Begin

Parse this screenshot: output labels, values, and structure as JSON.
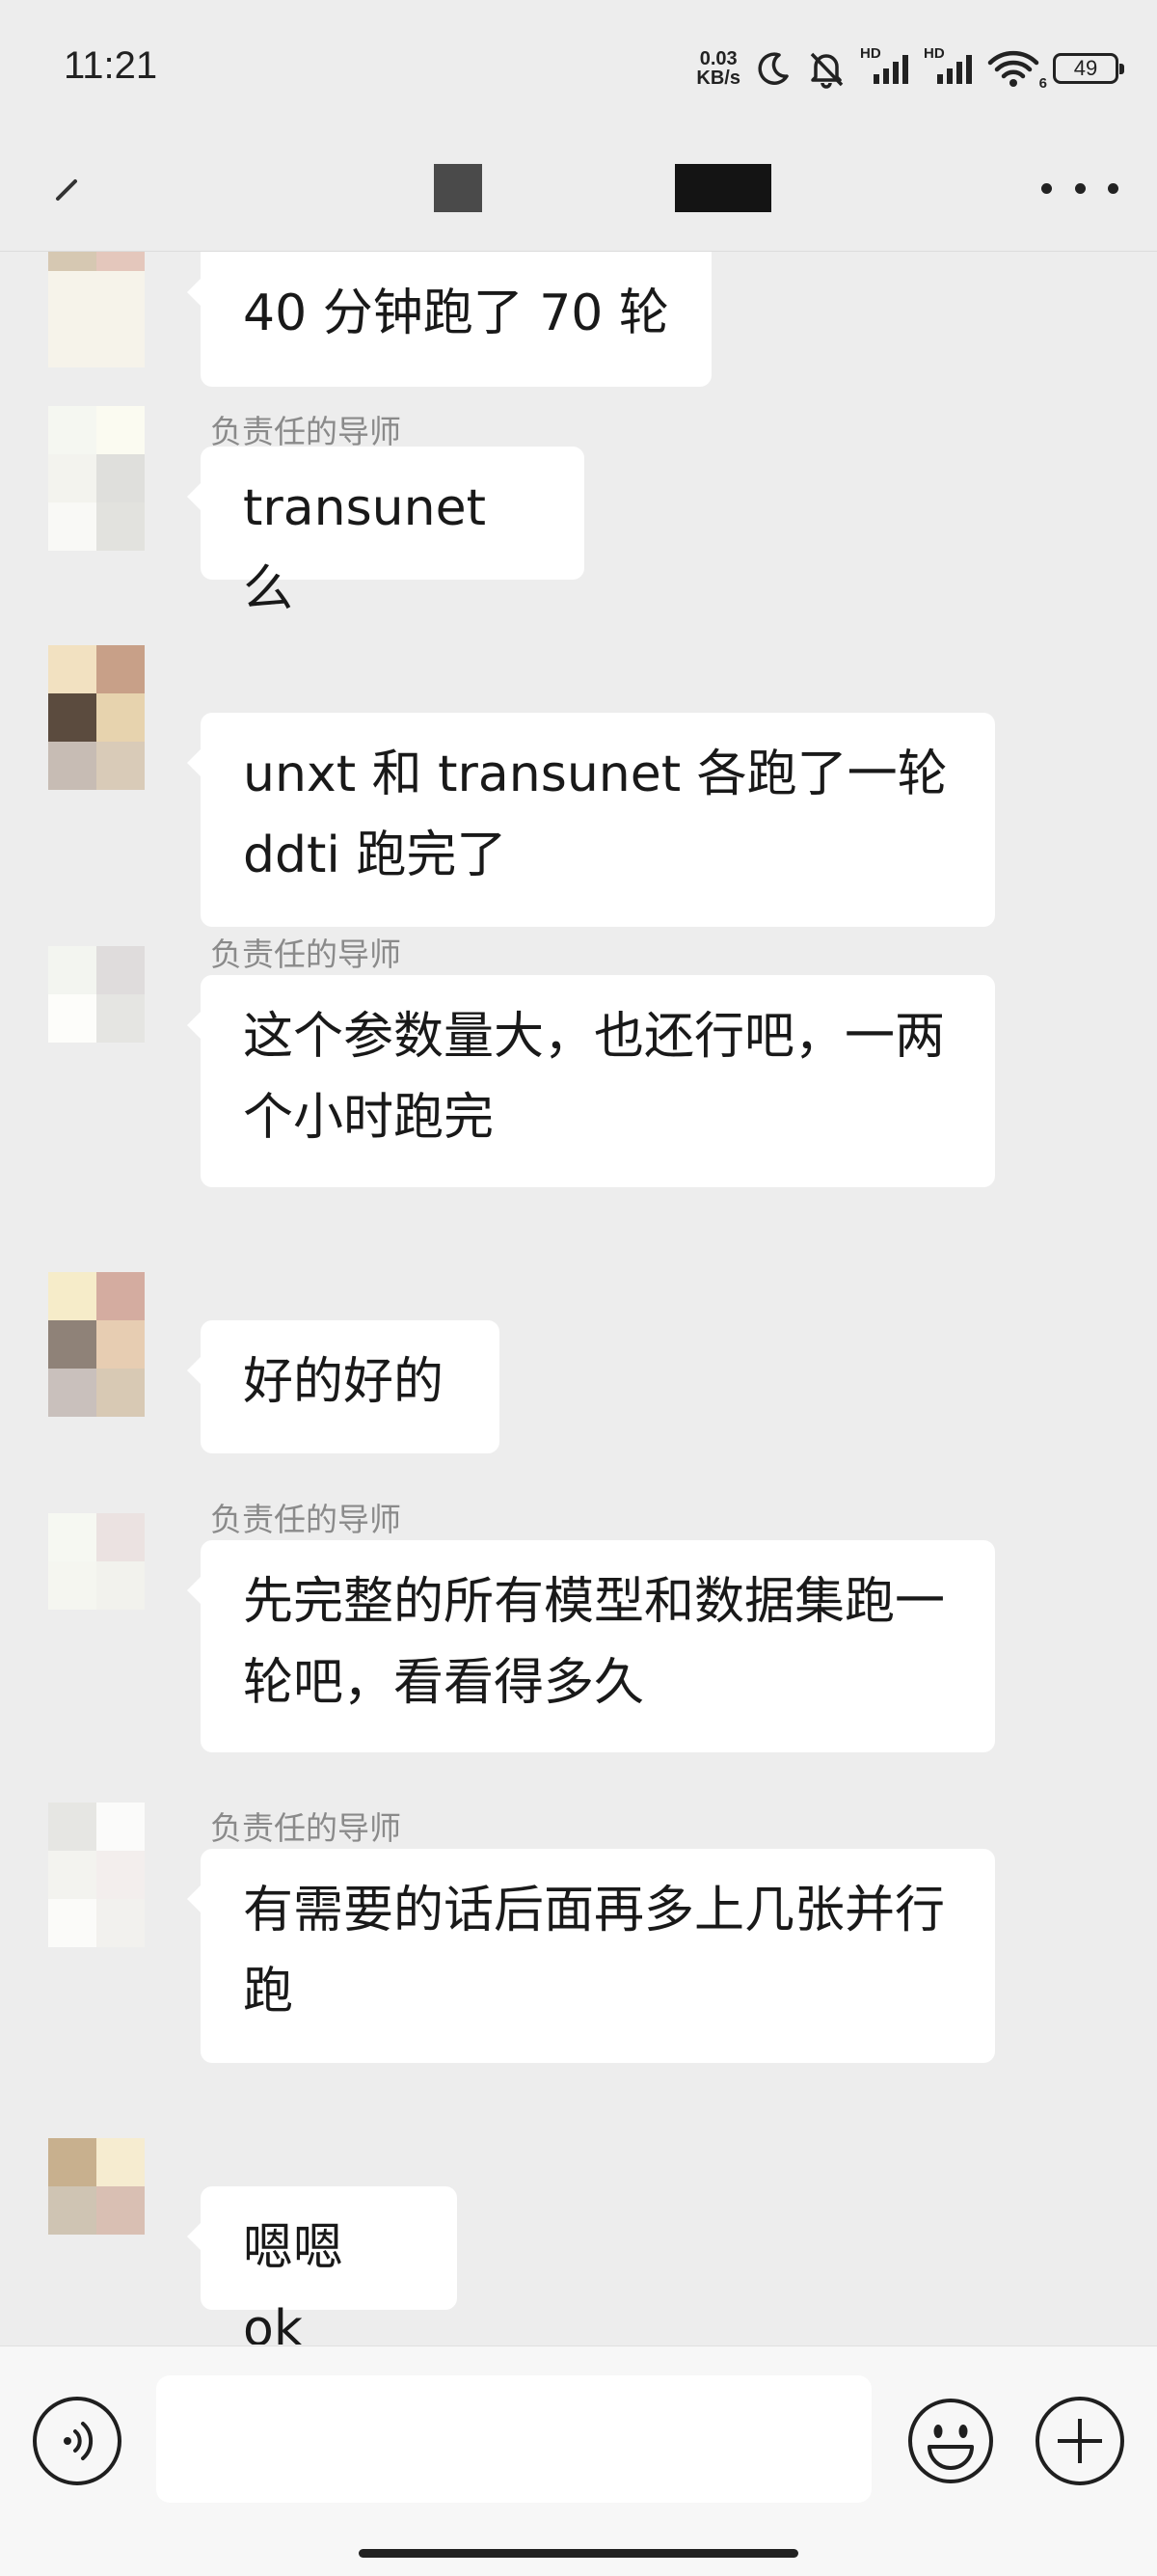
{
  "status_bar": {
    "time": "11:21",
    "net_speed_value": "0.03",
    "net_speed_unit": "KB/s",
    "hd_label_1": "HD",
    "hd_label_2": "HD",
    "wifi_label": "6",
    "battery": "49"
  },
  "header": {
    "back_icon": "back-arrow-icon",
    "more_icon": "more-icon"
  },
  "messages": [
    {
      "sender": "",
      "text": "40 分钟跑了 70 轮",
      "avatar": [
        "#d6c8b2",
        "#e4c7bc",
        "#f6f3ea",
        "#f6f3ea",
        "#f6f3ea",
        "#f6f3ea"
      ]
    },
    {
      "sender": "负责任的导师",
      "text": "transunet 么",
      "avatar": [
        "#f5f7f1",
        "#fbfbf1",
        "#f3f3ee",
        "#dfdfdc",
        "#f9f9f6",
        "#e2e2de"
      ]
    },
    {
      "sender": "",
      "text": "unxt 和 transunet 各跑了一轮\nddti 跑完了",
      "avatar": [
        "#f2e1c1",
        "#c8a088",
        "#5b4b3e",
        "#e7d3ae",
        "#c7bcb4",
        "#d9cbb8"
      ]
    },
    {
      "sender": "负责任的导师",
      "text": "这个参数量大，也还行吧，一两个小时跑完",
      "avatar": [
        "#f3f5f0",
        "#dfdcdc",
        "#fdfdfa",
        "#e5e5e2",
        "#ededed",
        "#ededed"
      ]
    },
    {
      "sender": "",
      "text": "好的好的",
      "avatar": [
        "#f6ecc9",
        "#d4aca0",
        "#8f8278",
        "#e7cdb2",
        "#c9c0bc",
        "#d8c9b4"
      ]
    },
    {
      "sender": "负责任的导师",
      "text": "先完整的所有模型和数据集跑一轮吧，看看得多久",
      "avatar": [
        "#f6f8f2",
        "#ebe2e1",
        "#f5f6f0",
        "#f2f2ed",
        "#ededed",
        "#ededed"
      ]
    },
    {
      "sender": "负责任的导师",
      "text": "有需要的话后面再多上几张并行跑",
      "avatar": [
        "#e6e6e3",
        "#fbfbfa",
        "#f3f3ef",
        "#f3eeed",
        "#fbfbf9",
        "#f2f1ee"
      ]
    },
    {
      "sender": "",
      "text": "嗯嗯 ok",
      "avatar": [
        "#c8b08e",
        "#f6ecd0",
        "#cfc4b3",
        "#d9bfb3",
        "#ededed",
        "#ededed"
      ]
    }
  ],
  "input": {
    "placeholder": "",
    "voice_icon": "voice-icon",
    "emoji_icon": "emoji-icon",
    "plus_icon": "plus-icon"
  }
}
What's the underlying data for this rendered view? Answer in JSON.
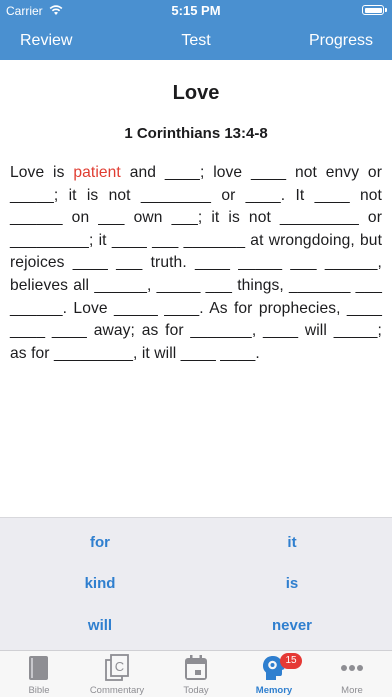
{
  "status_bar": {
    "carrier": "Carrier",
    "time": "5:15 PM"
  },
  "nav": {
    "review": "Review",
    "test": "Test",
    "progress": "Progress"
  },
  "title": "Love",
  "reference": "1 Corinthians 13:4-8",
  "passage": {
    "before": "Love is ",
    "highlight": "patient",
    "after": " and ____; love ____ not envy or _____; it is not ________ or ____. It ____ not ______ on ___ own ___; it is not _________ or _________; it ____ ___ _______ at wrongdoing, but rejoices ____ ___ truth. ____ _____ ___ ______, believes all ______, _____ ___ things, _______ ___ ______. Love _____ ____. As for prophecies, ____ ____ ____ away; as for _______, ____ will _____; as for _________, it will ____ ____."
  },
  "word_bank": {
    "w1": "for",
    "w2": "it",
    "w3": "kind",
    "w4": "is",
    "w5": "will",
    "w6": "never"
  },
  "tabs": {
    "bible": "Bible",
    "commentary": "Commentary",
    "today": "Today",
    "memory": "Memory",
    "more": "More",
    "memory_badge": "15"
  },
  "colors": {
    "accent": "#4a90d0",
    "link": "#2f7fcf",
    "highlight": "#e03c31",
    "badge": "#e53935"
  }
}
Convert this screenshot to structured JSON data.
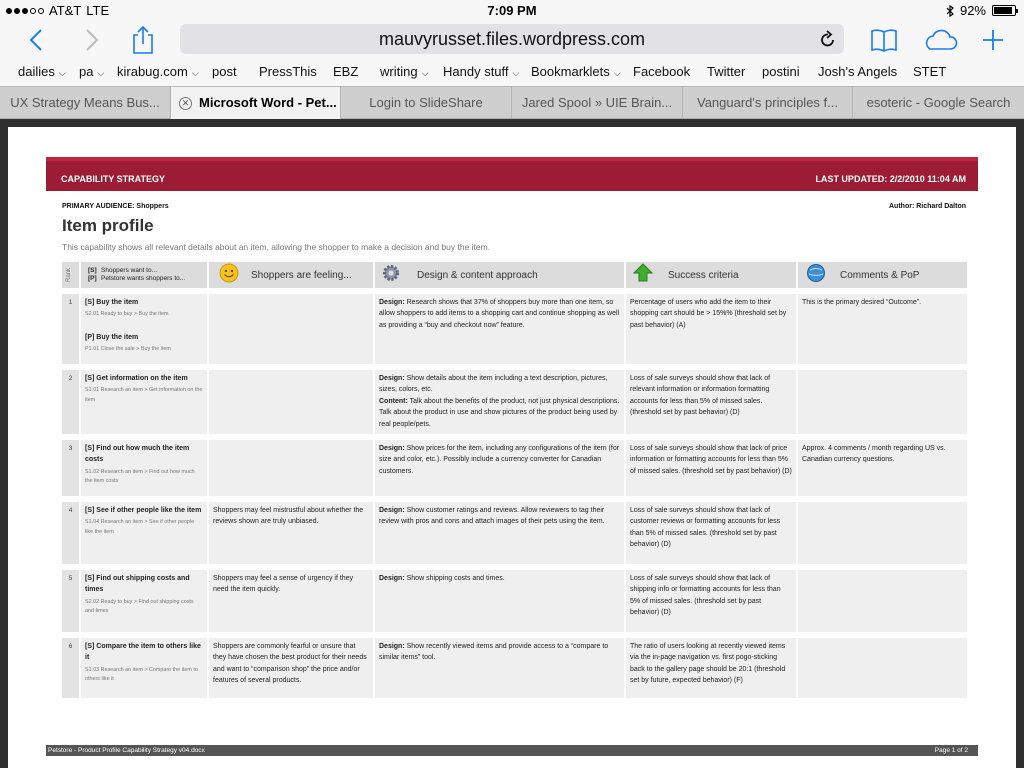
{
  "status": {
    "carrier": "AT&T",
    "network": "LTE",
    "time": "7:09 PM",
    "battery": "92%",
    "battery_level": 0.92
  },
  "browser": {
    "url": "mauvyrusset.files.wordpress.com",
    "bookmarks": [
      {
        "label": "dailies",
        "folder": true
      },
      {
        "label": "pa",
        "folder": true
      },
      {
        "label": "kirabug.com",
        "folder": true
      },
      {
        "label": "post",
        "folder": false
      },
      {
        "label": "PressThis",
        "folder": false
      },
      {
        "label": "EBZ",
        "folder": false
      },
      {
        "label": "writing",
        "folder": true
      },
      {
        "label": "Handy stuff",
        "folder": true
      },
      {
        "label": "Bookmarklets",
        "folder": true
      },
      {
        "label": "Facebook",
        "folder": false
      },
      {
        "label": "Twitter",
        "folder": false
      },
      {
        "label": "postini",
        "folder": false
      },
      {
        "label": "Josh's Angels",
        "folder": false
      },
      {
        "label": "STET",
        "folder": false
      }
    ],
    "tabs": [
      {
        "label": "UX Strategy Means Bus..."
      },
      {
        "label": "Microsoft Word - Pet...",
        "active": true
      },
      {
        "label": "Login to SlideShare"
      },
      {
        "label": "Jared Spool » UIE Brain..."
      },
      {
        "label": "Vanguard's principles f..."
      },
      {
        "label": "esoteric - Google Search"
      }
    ]
  },
  "doc": {
    "banner_left": "CAPABILITY STRATEGY",
    "banner_right": "LAST UPDATED: 2/2/2010 11:04 AM",
    "audience": "PRIMARY AUDIENCE: Shoppers",
    "author": "Author: Richard Dalton",
    "title": "Item profile",
    "description": "This capability shows all relevant details about an item, allowing the shopper to make a decision and buy the item.",
    "headers": {
      "rank": "Rank",
      "s_tag": "[S]",
      "s_text": "Shoppers want to...",
      "p_tag": "[P]",
      "p_text": "Petstore wants shoppers to...",
      "feeling": "Shoppers are feeling...",
      "design": "Design & content approach",
      "success": "Success criteria",
      "comments": "Comments & PoP"
    },
    "design_label": "Design:",
    "content_label": "Content:",
    "rows": [
      {
        "rank": "1",
        "story": "[S] Buy the item",
        "path": "S2.01 Ready to buy > Buy the item",
        "story2": "[P] Buy the item",
        "path2": "P1.01 Close the sale > Buy the item",
        "feeling": "",
        "design": "Research shows that 37% of shoppers buy more than one item, so allow shoppers to add items to a shopping cart and continue shopping as well as providing a “buy and checkout now” feature.",
        "content": "",
        "success": "Percentage of users who add the item to their shopping cart should be > 15%% (threshold set by past behavior) (A)",
        "comments": "This is the primary desired “Outcome”."
      },
      {
        "rank": "2",
        "story": "[S] Get information on the item",
        "path": "S1.01 Research an item > Get information on the item",
        "feeling": "",
        "design": "Show details about the item including a text description, pictures, sizes, colors, etc.",
        "content": "Talk about the benefits of the product, not just physical descriptions. Talk about the product in use and show pictures of the product being used by real people/pets.",
        "success": "Loss of sale surveys should show that lack of relevant information or information formatting accounts for less than 5% of missed sales. (threshold set by past behavior) (D)",
        "comments": ""
      },
      {
        "rank": "3",
        "story": "[S] Find out how much the item costs",
        "path": "S1.02 Research an item > Find out how much the item costs",
        "feeling": "",
        "design": "Show prices for the item, including any configurations of the item (for size and color, etc.). Possibly include a currency converter for Canadian customers.",
        "content": "",
        "success": "Loss of sale surveys should show that lack of price information or formatting accounts for less than 5% of missed sales. (threshold set by past behavior) (D)",
        "comments": "Approx. 4 comments / month regarding US vs. Canadian currency questions."
      },
      {
        "rank": "4",
        "story": "[S] See if other people like the item",
        "path": "S1.04 Research an item > See if other people like the item",
        "feeling": "Shoppers may feel mistrustful about whether the reviews shown are truly unbiased.",
        "design": "Show customer ratings and reviews. Allow reviewers to tag their review with pros and cons and attach images of their pets using the item.",
        "content": "",
        "success": "Loss of sale surveys should show that lack of customer reviews or formatting accounts for less than 5% of missed sales. (threshold set by past behavior) (D)",
        "comments": ""
      },
      {
        "rank": "5",
        "story": "[S] Find out shipping costs and times",
        "path": "S2.02 Ready to buy > Find out shipping costs and times",
        "feeling": "Shoppers may feel a sense of urgency if they need the item quickly.",
        "design": "Show shipping costs and times.",
        "content": "",
        "success": "Loss of sale surveys should show that lack of shipping info or formatting accounts for less than 5% of missed sales. (threshold set by past behavior) (D)",
        "comments": ""
      },
      {
        "rank": "6",
        "story": "[S] Compare the item to others like it",
        "path": "S1.03 Research an item > Compare the item to others like it",
        "feeling": "Shoppers are commonly fearful or unsure that they have chosen the best product for their needs and want to “comparison shop” the price and/or features of several products.",
        "design": "Show recently viewed items and provide access to a “compare to similar items” tool.",
        "content": "",
        "success": "The ratio of users looking at recently viewed items via the in-page navigation vs. first pogo-sticking back to the gallery page should be 20:1 (threshold set by future, expected behavior) (F)",
        "comments": ""
      }
    ],
    "footer_left": "Petstore - Product Profile Capability Strategy v04.docx",
    "footer_right": "Page 1 of 2"
  },
  "icons": {
    "back": "chevron-left-icon",
    "forward": "chevron-right-icon",
    "share": "share-icon",
    "reload": "reload-icon",
    "bookmarks": "book-icon",
    "cloud": "cloud-icon",
    "add": "plus-icon",
    "feeling": "smiley-icon",
    "design": "gear-icon",
    "success": "up-arrow-icon",
    "comments": "globe-icon"
  },
  "colors": {
    "accent": "#1a7cf3",
    "banner": "#9b1c34"
  }
}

End

What the exercise asks:
Pick out the lines that have the word "sale". Copy them all.

Response to the task:
        "path2": "P1.01 Close the sale > Buy the item",
        "success": "Loss of sale surveys should show that lack of relevant information or information formatting accounts for less than 5% of missed sales. (threshold set by past behavior) (D)",
        "success": "Loss of sale surveys should show that lack of price information or formatting accounts for less than 5% of missed sales. (threshold set by past behavior) (D)",
        "success": "Loss of sale surveys should show that lack of customer reviews or formatting accounts for less than 5% of missed sales. (threshold set by past behavior) (D)",
        "success": "Loss of sale surveys should show that lack of shipping info or formatting accounts for less than 5% of missed sales. (threshold set by past behavior) (D)",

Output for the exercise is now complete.